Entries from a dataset
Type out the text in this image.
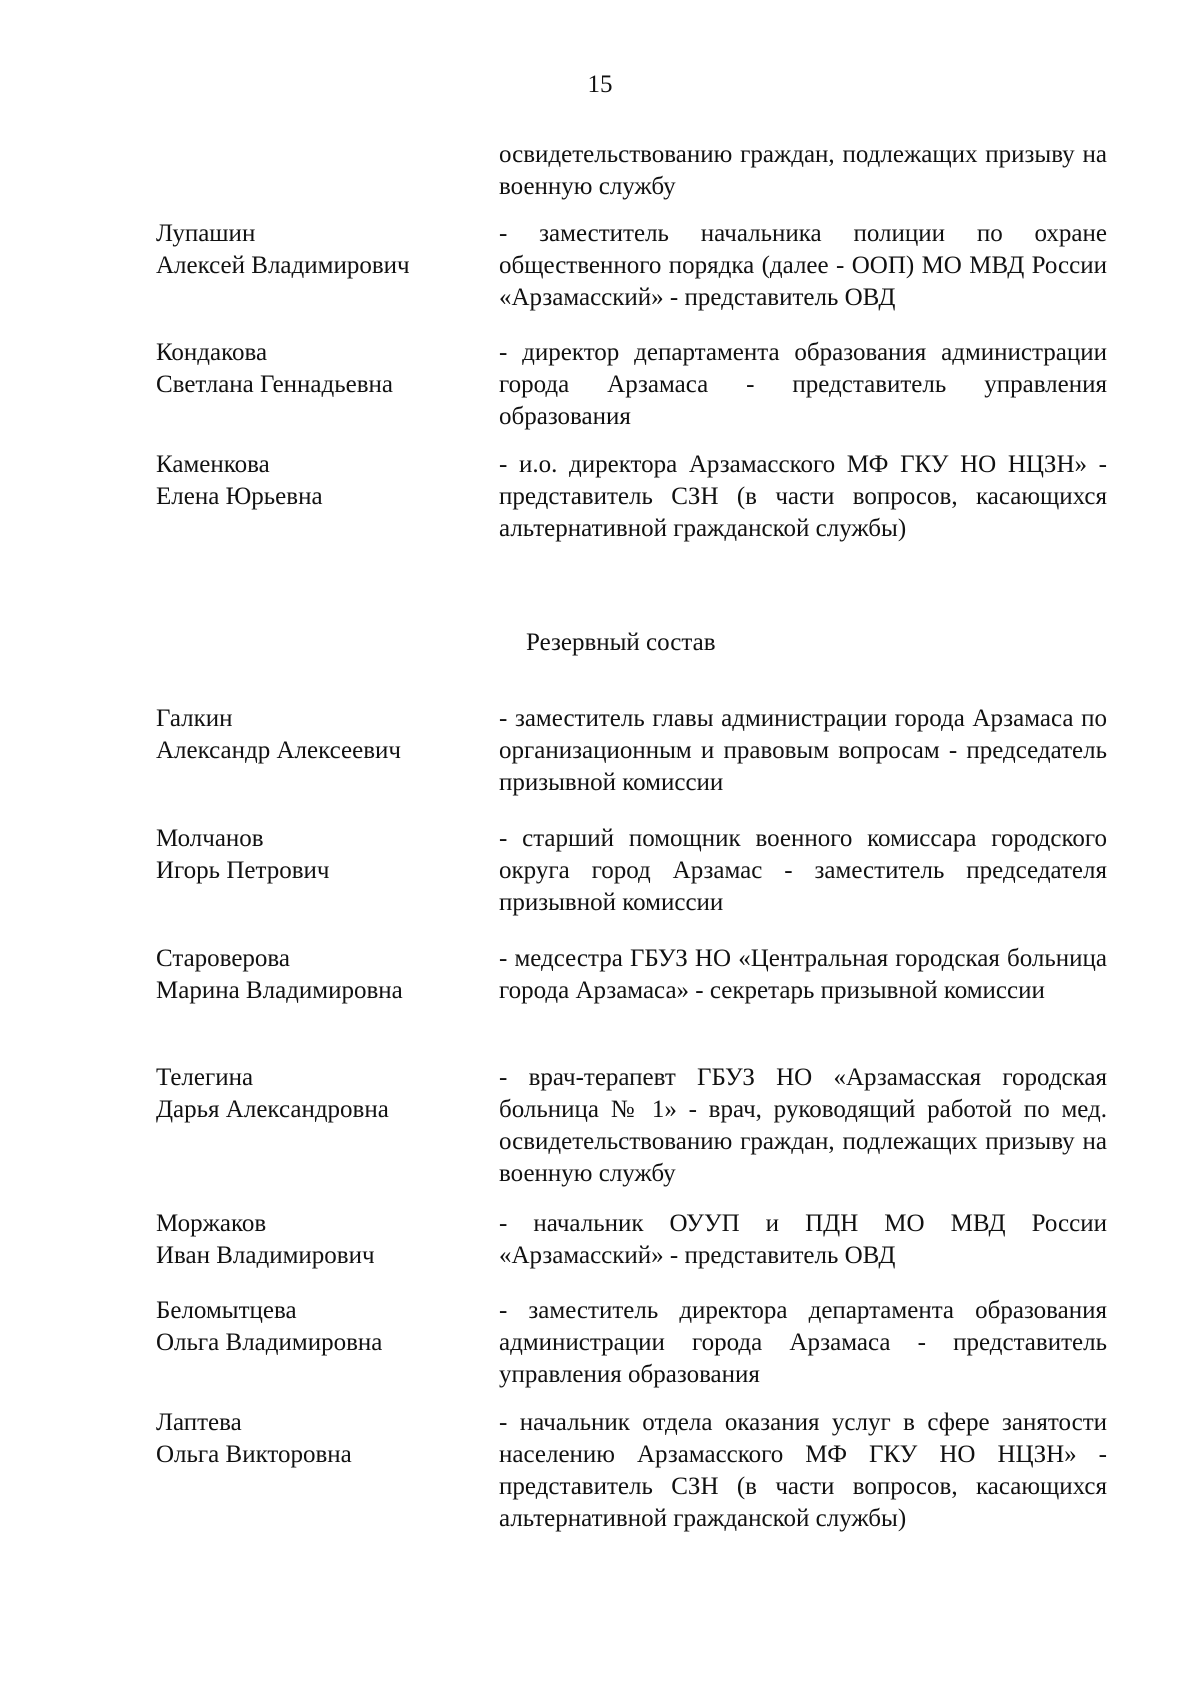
15
освидетельствованию граждан, подлежащих призыву на военную службу
Лупашин
Алексей Владимирович
- заместитель начальника полиции по охране общественного порядка (далее - ООП) МО МВД России «Арзамасский» - представитель ОВД
Кондакова
Светлана Геннадьевна
- директор департамента образования администрации города Арзамаса - представитель управления образования
Каменкова
Елена Юрьевна
- и.о. директора Арзамасского МФ ГКУ НО НЦЗН» - представитель СЗН (в части вопросов, касающихся альтернативной гражданской службы)
Резервный состав
Галкин
Александр Алексеевич
- заместитель главы администрации города Арзамаса по организационным и правовым вопросам - председатель призывной комиссии
Молчанов
Игорь Петрович
- старший помощник военного комиссара городского округа город Арзамас - заместитель председателя призывной комиссии
Староверова
Марина Владимировна
- медсестра ГБУЗ НО «Центральная городская больница города Арзамаса» - секретарь призывной комиссии
Телегина
Дарья Александровна
- врач-терапевт ГБУЗ НО «Арзамасская городская больница № 1» - врач, руководящий работой по мед. освидетельствованию граждан, подлежащих призыву на военную службу
Моржаков
Иван Владимирович
- начальник ОУУП и ПДН МО МВД России «Арзамасский» - представитель ОВД
Беломытцева
Ольга Владимировна
- заместитель директора департамента образования администрации города Арзамаса - представитель управления образования
Лаптева
Ольга Викторовна
- начальник отдела оказания услуг в сфере занятости населению Арзамасского МФ ГКУ НО НЦЗН» - представитель СЗН (в части вопросов, касающихся альтернативной гражданской службы)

Instructions to follow | Each line of the material must be retyped exactly, except that images are omitted.

Exercise output |
Type out the text in this image.
15
освидетельствованию граждан, подлежащих призыву на военную службу
Лупашин
Алексей Владимирович
- заместитель начальника полиции по охране общественного порядка (далее - ООП) МО МВД России «Арзамасский» - представитель ОВД
Кондакова
Светлана Геннадьевна
- директор департамента образования администрации города Арзамаса - представитель управления образования
Каменкова
Елена Юрьевна
- и.о. директора Арзамасского МФ ГКУ НО НЦЗН» - представитель СЗН (в части вопросов, касающихся альтернативной гражданской службы)
Резервный состав
Галкин
Александр Алексеевич
- заместитель главы администрации города Арзамаса по организационным и правовым вопросам - председатель призывной комиссии
Молчанов
Игорь Петрович
- старший помощник военного комиссара городского округа город Арзамас - заместитель председателя призывной комиссии
Староверова
Марина Владимировна
- медсестра ГБУЗ НО «Центральная городская больница города Арзамаса» - секретарь призывной комиссии
Телегина
Дарья Александровна
- врач-терапевт ГБУЗ НО «Арзамасская городская больница № 1» - врач, руководящий работой по мед. освидетельствованию граждан, подлежащих призыву на военную службу
Моржаков
Иван Владимирович
- начальник ОУУП и ПДН МО МВД России «Арзамасский» - представитель ОВД
Беломытцева
Ольга Владимировна
- заместитель директора департамента образования администрации города Арзамаса - представитель управления образования
Лаптева
Ольга Викторовна
- начальник отдела оказания услуг в сфере занятости населению Арзамасского МФ ГКУ НО НЦЗН» - представитель СЗН (в части вопросов, касающихся альтернативной гражданской службы)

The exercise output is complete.